▶ **Directions**:
Determine the number of lines holding the word "Balcon"; answer with that number only.

▶ **Provided material**:
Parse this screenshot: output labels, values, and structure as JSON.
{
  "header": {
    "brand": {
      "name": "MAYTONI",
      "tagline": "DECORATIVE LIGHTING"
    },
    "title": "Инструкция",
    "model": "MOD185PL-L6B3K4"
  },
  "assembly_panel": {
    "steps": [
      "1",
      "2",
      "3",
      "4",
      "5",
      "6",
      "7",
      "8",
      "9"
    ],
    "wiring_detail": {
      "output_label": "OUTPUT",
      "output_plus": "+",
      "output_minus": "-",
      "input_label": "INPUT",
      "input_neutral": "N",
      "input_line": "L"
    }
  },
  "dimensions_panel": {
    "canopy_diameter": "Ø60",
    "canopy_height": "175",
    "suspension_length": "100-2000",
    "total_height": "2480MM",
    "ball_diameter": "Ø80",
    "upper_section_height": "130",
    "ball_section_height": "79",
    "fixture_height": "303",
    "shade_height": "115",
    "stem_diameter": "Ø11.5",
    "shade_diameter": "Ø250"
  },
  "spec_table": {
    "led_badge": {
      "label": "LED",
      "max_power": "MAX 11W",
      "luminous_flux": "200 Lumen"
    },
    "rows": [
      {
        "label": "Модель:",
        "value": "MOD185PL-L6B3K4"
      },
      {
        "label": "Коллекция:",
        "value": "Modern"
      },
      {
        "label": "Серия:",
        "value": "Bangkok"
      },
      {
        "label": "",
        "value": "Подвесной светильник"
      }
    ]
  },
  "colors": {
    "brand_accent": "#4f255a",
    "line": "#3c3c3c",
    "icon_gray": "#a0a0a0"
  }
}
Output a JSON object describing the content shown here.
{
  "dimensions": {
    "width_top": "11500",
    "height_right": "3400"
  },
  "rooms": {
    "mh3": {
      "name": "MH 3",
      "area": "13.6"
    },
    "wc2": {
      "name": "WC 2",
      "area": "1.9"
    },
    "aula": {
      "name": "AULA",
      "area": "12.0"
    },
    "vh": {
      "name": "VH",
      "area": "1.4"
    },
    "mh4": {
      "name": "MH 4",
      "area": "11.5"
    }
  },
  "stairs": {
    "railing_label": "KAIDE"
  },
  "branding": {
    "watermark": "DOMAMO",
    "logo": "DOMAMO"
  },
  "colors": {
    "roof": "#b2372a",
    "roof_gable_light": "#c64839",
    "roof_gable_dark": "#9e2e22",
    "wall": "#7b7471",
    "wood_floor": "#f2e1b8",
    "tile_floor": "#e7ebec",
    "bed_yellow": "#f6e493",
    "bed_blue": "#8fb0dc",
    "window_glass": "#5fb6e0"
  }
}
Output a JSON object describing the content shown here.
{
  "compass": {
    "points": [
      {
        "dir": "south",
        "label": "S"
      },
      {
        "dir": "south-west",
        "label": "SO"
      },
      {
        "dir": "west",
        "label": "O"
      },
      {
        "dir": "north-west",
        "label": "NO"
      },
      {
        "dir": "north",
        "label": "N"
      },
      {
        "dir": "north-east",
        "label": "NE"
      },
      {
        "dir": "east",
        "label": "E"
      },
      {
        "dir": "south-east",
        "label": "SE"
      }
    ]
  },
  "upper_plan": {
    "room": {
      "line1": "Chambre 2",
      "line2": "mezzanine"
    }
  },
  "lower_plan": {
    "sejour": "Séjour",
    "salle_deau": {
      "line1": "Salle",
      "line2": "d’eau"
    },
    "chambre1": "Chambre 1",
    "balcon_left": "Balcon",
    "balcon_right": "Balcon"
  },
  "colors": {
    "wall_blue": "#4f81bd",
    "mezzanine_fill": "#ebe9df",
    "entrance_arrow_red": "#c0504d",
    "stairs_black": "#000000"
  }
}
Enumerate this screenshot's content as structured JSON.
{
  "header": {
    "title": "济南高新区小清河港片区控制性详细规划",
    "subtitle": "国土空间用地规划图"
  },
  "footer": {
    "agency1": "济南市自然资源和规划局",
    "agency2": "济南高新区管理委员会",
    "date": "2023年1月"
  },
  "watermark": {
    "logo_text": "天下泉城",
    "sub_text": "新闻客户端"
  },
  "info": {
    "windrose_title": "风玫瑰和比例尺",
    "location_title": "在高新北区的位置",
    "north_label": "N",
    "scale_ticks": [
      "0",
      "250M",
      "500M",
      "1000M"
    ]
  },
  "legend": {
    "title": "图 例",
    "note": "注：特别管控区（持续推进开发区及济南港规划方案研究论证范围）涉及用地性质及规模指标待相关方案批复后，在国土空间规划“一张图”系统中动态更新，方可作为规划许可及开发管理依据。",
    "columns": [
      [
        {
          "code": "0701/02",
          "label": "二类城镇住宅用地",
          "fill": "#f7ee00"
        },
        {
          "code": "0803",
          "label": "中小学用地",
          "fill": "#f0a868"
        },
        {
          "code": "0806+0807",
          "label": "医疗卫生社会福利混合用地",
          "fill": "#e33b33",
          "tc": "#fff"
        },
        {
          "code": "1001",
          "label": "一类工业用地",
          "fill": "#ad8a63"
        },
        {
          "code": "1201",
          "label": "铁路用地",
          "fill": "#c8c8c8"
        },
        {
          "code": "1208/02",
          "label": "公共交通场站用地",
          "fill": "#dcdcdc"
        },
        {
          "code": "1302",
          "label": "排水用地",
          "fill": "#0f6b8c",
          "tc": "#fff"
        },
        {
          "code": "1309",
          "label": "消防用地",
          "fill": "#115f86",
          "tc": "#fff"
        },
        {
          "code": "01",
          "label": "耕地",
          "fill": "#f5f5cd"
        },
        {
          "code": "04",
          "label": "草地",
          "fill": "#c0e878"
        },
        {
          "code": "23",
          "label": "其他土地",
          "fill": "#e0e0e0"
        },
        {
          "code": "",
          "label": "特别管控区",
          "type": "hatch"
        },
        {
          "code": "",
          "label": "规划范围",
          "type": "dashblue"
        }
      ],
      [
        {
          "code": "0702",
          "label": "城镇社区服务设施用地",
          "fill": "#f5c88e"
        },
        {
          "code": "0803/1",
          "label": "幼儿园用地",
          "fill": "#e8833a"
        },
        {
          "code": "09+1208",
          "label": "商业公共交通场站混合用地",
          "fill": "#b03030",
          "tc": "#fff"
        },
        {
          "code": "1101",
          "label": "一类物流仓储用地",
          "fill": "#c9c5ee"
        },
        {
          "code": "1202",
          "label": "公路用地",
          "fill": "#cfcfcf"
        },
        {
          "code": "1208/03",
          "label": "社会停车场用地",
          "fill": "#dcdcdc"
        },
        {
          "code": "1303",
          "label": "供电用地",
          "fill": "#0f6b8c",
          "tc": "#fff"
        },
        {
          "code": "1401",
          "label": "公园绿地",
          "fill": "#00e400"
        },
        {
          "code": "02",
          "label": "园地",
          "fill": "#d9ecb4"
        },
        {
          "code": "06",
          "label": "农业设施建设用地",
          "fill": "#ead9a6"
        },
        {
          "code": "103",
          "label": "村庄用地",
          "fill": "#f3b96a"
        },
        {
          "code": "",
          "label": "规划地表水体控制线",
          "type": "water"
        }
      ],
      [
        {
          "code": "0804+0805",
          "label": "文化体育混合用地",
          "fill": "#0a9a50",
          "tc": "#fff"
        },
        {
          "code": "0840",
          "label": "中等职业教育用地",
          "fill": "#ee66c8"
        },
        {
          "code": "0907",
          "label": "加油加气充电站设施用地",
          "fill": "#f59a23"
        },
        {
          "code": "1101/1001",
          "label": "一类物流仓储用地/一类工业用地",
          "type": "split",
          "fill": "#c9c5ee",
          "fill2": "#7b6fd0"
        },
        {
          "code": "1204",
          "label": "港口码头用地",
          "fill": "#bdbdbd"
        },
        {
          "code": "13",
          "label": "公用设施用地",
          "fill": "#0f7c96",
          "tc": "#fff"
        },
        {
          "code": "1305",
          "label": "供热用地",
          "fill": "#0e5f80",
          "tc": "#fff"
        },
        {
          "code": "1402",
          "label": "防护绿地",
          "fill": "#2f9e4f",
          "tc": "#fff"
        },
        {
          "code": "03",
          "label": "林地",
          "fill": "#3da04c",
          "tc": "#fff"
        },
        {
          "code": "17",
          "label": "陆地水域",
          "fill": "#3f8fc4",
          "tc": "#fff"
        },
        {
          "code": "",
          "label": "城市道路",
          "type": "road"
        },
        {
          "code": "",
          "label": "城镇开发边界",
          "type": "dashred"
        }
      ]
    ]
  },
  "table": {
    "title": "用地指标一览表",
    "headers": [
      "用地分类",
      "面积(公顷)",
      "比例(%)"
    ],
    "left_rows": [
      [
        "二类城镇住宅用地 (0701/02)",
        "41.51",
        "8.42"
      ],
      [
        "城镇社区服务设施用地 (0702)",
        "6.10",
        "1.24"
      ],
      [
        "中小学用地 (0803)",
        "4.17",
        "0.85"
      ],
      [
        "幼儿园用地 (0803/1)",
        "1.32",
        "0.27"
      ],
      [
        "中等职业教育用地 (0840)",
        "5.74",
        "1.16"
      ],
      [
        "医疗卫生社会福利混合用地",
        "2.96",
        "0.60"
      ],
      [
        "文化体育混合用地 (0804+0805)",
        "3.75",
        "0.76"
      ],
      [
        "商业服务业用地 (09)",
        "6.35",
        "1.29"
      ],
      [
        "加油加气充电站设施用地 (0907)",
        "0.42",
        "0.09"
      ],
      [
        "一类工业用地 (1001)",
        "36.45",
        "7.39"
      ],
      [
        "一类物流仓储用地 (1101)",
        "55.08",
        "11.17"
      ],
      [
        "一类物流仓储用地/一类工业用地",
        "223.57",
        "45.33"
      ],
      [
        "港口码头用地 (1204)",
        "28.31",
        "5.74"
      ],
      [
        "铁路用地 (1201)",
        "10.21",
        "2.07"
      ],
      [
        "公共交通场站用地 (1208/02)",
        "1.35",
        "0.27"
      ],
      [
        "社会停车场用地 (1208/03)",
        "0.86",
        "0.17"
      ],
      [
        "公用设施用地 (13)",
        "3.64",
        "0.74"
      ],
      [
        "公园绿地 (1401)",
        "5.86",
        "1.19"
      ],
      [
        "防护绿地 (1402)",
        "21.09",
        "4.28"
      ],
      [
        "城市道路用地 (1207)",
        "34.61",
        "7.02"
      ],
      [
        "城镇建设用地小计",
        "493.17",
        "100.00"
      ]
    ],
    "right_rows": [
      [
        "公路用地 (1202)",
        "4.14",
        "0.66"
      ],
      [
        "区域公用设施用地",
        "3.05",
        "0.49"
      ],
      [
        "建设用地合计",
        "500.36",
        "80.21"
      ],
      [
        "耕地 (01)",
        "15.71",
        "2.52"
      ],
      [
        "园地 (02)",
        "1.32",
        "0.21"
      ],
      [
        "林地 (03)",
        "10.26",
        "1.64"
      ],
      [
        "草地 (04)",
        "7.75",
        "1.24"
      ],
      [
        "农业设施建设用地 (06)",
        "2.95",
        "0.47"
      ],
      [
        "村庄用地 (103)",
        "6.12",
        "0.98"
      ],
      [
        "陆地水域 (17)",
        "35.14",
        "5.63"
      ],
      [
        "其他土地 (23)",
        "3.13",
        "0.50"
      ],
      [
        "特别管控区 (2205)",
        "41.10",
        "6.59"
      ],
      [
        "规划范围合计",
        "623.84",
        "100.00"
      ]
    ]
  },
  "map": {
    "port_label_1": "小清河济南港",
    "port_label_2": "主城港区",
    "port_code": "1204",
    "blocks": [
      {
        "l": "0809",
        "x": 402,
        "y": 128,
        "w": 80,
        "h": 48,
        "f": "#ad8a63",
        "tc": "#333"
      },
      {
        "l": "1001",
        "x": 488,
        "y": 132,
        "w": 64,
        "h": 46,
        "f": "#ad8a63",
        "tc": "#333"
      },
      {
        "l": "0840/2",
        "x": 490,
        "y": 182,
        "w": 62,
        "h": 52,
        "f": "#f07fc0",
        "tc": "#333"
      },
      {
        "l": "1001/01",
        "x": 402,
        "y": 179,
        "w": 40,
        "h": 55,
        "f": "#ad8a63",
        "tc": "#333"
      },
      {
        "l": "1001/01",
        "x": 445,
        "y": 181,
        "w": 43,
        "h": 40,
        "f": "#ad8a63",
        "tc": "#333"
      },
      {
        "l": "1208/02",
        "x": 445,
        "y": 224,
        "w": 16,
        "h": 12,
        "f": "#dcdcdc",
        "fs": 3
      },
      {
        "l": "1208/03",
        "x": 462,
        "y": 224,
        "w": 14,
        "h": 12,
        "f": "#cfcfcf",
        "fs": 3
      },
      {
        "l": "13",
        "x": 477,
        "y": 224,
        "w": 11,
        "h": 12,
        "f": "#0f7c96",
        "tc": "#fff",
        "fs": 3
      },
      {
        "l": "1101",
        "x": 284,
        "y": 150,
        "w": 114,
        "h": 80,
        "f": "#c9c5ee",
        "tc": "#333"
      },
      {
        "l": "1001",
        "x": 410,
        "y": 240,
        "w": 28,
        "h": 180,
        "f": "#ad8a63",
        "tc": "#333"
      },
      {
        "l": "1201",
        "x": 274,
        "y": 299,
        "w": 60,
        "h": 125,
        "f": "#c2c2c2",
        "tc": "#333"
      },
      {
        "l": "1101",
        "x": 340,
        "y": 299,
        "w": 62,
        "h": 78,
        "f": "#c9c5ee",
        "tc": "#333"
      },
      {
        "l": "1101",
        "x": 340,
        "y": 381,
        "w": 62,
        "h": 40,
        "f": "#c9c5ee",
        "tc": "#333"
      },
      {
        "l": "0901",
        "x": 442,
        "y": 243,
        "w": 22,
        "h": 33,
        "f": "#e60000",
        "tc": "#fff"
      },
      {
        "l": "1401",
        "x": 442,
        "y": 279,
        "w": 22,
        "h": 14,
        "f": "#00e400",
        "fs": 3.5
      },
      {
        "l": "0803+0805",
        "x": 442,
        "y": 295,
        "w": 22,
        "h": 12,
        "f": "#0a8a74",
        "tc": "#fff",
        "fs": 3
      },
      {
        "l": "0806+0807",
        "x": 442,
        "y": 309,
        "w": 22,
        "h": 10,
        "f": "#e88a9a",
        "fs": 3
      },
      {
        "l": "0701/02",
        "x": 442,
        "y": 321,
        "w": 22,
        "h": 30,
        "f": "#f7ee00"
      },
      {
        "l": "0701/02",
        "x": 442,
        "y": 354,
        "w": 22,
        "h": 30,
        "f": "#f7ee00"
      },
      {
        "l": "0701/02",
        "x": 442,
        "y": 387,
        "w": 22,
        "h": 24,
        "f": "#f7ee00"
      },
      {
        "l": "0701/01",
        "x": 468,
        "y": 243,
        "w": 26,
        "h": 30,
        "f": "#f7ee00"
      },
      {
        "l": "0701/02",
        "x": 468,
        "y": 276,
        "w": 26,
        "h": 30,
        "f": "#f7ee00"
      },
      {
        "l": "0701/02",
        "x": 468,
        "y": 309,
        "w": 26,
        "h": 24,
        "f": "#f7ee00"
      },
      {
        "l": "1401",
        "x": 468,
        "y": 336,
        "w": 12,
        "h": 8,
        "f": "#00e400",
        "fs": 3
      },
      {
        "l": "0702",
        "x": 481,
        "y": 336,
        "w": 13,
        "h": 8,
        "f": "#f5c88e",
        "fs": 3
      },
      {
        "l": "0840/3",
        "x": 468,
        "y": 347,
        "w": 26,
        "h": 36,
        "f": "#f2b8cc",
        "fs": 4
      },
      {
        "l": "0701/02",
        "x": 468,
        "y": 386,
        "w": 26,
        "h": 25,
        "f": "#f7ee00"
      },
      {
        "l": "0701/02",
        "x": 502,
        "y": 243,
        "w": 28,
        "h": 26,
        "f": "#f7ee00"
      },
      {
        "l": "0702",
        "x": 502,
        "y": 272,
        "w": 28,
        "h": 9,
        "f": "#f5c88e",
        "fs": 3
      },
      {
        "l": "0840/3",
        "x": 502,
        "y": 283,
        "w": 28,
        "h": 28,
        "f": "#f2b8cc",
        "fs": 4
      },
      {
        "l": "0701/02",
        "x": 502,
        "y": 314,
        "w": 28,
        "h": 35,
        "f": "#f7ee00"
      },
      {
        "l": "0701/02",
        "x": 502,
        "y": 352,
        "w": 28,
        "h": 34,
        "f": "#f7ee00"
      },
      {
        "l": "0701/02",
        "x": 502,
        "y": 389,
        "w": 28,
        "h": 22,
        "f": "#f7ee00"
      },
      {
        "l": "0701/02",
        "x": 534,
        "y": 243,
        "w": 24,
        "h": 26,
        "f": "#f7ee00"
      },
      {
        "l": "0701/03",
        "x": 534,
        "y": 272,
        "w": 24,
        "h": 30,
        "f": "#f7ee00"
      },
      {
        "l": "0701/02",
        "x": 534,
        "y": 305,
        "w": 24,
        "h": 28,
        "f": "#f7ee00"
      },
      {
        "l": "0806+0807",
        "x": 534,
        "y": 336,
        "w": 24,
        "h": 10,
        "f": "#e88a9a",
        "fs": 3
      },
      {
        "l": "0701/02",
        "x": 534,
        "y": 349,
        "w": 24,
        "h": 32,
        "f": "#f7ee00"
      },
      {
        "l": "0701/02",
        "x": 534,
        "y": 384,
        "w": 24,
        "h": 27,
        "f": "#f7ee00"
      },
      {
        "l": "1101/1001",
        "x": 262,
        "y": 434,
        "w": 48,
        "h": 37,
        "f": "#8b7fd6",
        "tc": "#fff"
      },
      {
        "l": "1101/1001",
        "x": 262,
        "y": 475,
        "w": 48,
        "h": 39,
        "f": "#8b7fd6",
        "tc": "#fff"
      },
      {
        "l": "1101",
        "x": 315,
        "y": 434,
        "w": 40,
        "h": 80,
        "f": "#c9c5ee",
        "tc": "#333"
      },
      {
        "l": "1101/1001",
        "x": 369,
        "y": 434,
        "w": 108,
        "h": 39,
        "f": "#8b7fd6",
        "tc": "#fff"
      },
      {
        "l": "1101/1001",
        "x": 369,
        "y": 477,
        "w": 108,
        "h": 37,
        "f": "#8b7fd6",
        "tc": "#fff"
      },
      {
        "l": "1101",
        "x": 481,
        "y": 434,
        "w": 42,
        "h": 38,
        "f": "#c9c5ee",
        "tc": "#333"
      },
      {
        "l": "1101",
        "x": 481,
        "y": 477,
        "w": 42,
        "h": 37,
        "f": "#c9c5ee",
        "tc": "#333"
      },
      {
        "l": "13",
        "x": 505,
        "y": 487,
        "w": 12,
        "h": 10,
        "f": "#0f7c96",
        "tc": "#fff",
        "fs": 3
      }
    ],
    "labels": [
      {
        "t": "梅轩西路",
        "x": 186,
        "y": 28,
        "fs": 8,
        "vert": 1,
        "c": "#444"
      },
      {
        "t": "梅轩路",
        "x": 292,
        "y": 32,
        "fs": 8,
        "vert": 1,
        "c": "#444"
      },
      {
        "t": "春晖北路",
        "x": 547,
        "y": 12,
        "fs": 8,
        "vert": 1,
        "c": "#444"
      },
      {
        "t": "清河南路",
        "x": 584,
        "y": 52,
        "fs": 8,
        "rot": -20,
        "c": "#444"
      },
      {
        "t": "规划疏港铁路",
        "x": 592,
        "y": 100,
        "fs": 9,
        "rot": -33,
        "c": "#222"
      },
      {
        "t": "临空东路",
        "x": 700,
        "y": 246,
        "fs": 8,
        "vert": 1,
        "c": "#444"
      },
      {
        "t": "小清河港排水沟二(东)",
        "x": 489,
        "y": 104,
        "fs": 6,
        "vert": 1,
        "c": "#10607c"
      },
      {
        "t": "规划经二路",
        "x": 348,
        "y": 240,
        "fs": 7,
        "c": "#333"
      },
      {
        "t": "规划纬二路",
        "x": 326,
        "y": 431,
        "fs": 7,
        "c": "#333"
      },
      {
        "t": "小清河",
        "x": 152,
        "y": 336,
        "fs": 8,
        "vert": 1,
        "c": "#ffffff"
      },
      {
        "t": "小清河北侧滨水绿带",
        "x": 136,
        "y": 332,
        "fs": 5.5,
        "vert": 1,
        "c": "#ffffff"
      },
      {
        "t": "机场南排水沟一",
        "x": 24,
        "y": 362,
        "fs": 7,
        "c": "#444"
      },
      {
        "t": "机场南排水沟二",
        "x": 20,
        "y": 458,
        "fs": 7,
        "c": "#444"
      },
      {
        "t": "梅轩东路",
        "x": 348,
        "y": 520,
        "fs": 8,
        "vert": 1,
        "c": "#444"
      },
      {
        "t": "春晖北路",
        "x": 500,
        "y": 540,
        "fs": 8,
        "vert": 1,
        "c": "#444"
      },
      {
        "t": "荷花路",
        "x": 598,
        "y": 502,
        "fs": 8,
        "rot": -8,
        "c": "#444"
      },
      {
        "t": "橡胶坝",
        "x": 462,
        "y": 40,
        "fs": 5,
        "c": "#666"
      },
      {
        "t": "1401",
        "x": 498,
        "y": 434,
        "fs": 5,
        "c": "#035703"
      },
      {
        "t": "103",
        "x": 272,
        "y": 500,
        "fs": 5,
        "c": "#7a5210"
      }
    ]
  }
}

▶ **Response**:
2